TASK INSTRUCTIONS -
Each record below should appear again exactly as written.

RECORD SET -
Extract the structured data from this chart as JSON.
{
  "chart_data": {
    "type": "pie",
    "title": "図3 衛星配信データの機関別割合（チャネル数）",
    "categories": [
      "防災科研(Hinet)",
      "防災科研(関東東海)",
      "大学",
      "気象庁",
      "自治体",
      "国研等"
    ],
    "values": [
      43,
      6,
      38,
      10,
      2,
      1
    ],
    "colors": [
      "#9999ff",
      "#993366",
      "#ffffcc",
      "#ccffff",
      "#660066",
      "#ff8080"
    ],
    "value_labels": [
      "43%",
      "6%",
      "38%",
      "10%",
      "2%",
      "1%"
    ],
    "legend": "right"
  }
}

RESULT FOR THIS EXERCISE -
Extract the structured data from this chart as JSON.
{
  "chart_data": {
    "type": "pie",
    "title": "図3 衛星配信データの機関別割合（チャネル数）",
    "categories": [
      "防災科研(Hinet)",
      "防災科研(関東東海)",
      "大学",
      "気象庁",
      "自治体",
      "国研等"
    ],
    "values": [
      43,
      6,
      38,
      10,
      2,
      1
    ],
    "colors": [
      "#9999ff",
      "#993366",
      "#ffffcc",
      "#ccffff",
      "#660066",
      "#ff8080"
    ],
    "value_labels": [
      "43%",
      "6%",
      "38%",
      "10%",
      "2%",
      "1%"
    ],
    "legend": "right"
  }
}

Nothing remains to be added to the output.